- _AIM OF THE EXERCISE_
Retype all the records with nothing changed.

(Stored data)

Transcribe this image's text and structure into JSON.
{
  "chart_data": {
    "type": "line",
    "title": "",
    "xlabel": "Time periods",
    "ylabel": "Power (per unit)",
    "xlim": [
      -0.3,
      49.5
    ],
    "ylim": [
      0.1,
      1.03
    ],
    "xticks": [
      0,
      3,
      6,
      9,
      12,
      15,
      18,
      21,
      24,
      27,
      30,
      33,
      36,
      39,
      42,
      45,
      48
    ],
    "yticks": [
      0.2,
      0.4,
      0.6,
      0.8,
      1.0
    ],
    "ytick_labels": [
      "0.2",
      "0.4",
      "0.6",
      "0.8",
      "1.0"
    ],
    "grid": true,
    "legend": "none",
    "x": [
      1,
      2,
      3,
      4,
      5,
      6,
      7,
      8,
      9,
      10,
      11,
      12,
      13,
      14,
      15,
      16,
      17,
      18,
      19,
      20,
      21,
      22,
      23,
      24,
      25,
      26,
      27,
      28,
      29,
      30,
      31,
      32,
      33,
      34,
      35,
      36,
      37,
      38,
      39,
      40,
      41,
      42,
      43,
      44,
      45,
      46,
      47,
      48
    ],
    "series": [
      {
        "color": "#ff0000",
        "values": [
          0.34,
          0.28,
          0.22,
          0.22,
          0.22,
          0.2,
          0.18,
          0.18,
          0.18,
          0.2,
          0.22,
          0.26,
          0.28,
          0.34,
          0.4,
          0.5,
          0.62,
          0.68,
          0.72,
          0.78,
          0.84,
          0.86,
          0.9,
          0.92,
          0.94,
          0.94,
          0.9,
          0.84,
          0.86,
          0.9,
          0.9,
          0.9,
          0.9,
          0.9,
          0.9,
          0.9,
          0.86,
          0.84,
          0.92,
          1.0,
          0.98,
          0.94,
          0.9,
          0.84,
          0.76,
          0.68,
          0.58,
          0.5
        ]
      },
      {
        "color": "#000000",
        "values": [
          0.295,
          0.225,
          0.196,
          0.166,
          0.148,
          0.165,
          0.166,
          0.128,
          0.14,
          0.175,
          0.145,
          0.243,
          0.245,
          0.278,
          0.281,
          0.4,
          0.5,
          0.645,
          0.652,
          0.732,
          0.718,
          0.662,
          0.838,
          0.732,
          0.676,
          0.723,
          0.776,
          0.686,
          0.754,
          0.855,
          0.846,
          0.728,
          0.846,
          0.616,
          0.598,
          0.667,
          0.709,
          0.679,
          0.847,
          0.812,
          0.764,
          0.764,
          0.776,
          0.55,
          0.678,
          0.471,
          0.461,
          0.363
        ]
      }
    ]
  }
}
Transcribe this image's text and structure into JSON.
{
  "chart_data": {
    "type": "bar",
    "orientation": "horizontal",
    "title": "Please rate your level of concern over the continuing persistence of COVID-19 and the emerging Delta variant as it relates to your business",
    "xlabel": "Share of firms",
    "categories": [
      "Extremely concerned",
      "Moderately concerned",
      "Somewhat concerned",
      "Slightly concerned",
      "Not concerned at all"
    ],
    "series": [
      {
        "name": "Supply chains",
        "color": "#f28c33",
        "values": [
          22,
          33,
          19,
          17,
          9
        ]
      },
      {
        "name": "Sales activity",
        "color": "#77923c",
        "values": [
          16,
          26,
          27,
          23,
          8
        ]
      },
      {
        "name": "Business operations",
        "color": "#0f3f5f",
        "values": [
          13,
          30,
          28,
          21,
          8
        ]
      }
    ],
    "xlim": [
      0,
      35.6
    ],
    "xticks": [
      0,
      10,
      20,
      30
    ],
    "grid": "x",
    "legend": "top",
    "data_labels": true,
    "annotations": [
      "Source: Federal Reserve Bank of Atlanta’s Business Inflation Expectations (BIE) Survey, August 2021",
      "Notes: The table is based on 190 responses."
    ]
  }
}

- _REPLY TO THE TASK_
Transcribe this image's text and structure into JSON.
{
  "chart_data": {
    "type": "line",
    "title": "",
    "xlabel": "Time periods",
    "ylabel": "Power (per unit)",
    "xlim": [
      -0.3,
      49.5
    ],
    "ylim": [
      0.1,
      1.03
    ],
    "xticks": [
      0,
      3,
      6,
      9,
      12,
      15,
      18,
      21,
      24,
      27,
      30,
      33,
      36,
      39,
      42,
      45,
      48
    ],
    "yticks": [
      0.2,
      0.4,
      0.6,
      0.8,
      1.0
    ],
    "ytick_labels": [
      "0.2",
      "0.4",
      "0.6",
      "0.8",
      "1.0"
    ],
    "grid": true,
    "legend": "none",
    "x": [
      1,
      2,
      3,
      4,
      5,
      6,
      7,
      8,
      9,
      10,
      11,
      12,
      13,
      14,
      15,
      16,
      17,
      18,
      19,
      20,
      21,
      22,
      23,
      24,
      25,
      26,
      27,
      28,
      29,
      30,
      31,
      32,
      33,
      34,
      35,
      36,
      37,
      38,
      39,
      40,
      41,
      42,
      43,
      44,
      45,
      46,
      47,
      48
    ],
    "series": [
      {
        "color": "#ff0000",
        "values": [
          0.34,
          0.28,
          0.22,
          0.22,
          0.22,
          0.2,
          0.18,
          0.18,
          0.18,
          0.2,
          0.22,
          0.26,
          0.28,
          0.34,
          0.4,
          0.5,
          0.62,
          0.68,
          0.72,
          0.78,
          0.84,
          0.86,
          0.9,
          0.92,
          0.94,
          0.94,
          0.9,
          0.84,
          0.86,
          0.9,
          0.9,
          0.9,
          0.9,
          0.9,
          0.9,
          0.9,
          0.86,
          0.84,
          0.92,
          1.0,
          0.98,
          0.94,
          0.9,
          0.84,
          0.76,
          0.68,
          0.58,
          0.5
        ]
      },
      {
        "color": "#000000",
        "values": [
          0.295,
          0.225,
          0.196,
          0.166,
          0.148,
          0.165,
          0.166,
          0.128,
          0.14,
          0.175,
          0.145,
          0.243,
          0.245,
          0.278,
          0.281,
          0.4,
          0.5,
          0.645,
          0.652,
          0.732,
          0.718,
          0.662,
          0.838,
          0.732,
          0.676,
          0.723,
          0.776,
          0.686,
          0.754,
          0.855,
          0.846,
          0.728,
          0.846,
          0.616,
          0.598,
          0.667,
          0.709,
          0.679,
          0.847,
          0.812,
          0.764,
          0.764,
          0.776,
          0.55,
          0.678,
          0.471,
          0.461,
          0.363
        ]
      }
    ]
  }
}
Transcribe this image's text and structure into JSON.
{
  "chart_data": {
    "type": "bar",
    "orientation": "horizontal",
    "title": "Please rate your level of concern over the continuing persistence of COVID-19 and the emerging Delta variant as it relates to your business",
    "xlabel": "Share of firms",
    "categories": [
      "Extremely concerned",
      "Moderately concerned",
      "Somewhat concerned",
      "Slightly concerned",
      "Not concerned at all"
    ],
    "series": [
      {
        "name": "Supply chains",
        "color": "#f28c33",
        "values": [
          22,
          33,
          19,
          17,
          9
        ]
      },
      {
        "name": "Sales activity",
        "color": "#77923c",
        "values": [
          16,
          26,
          27,
          23,
          8
        ]
      },
      {
        "name": "Business operations",
        "color": "#0f3f5f",
        "values": [
          13,
          30,
          28,
          21,
          8
        ]
      }
    ],
    "xlim": [
      0,
      35.6
    ],
    "xticks": [
      0,
      10,
      20,
      30
    ],
    "grid": "x",
    "legend": "top",
    "data_labels": true,
    "annotations": [
      "Source: Federal Reserve Bank of Atlanta’s Business Inflation Expectations (BIE) Survey, August 2021",
      "Notes: The table is based on 190 responses."
    ]
  }
}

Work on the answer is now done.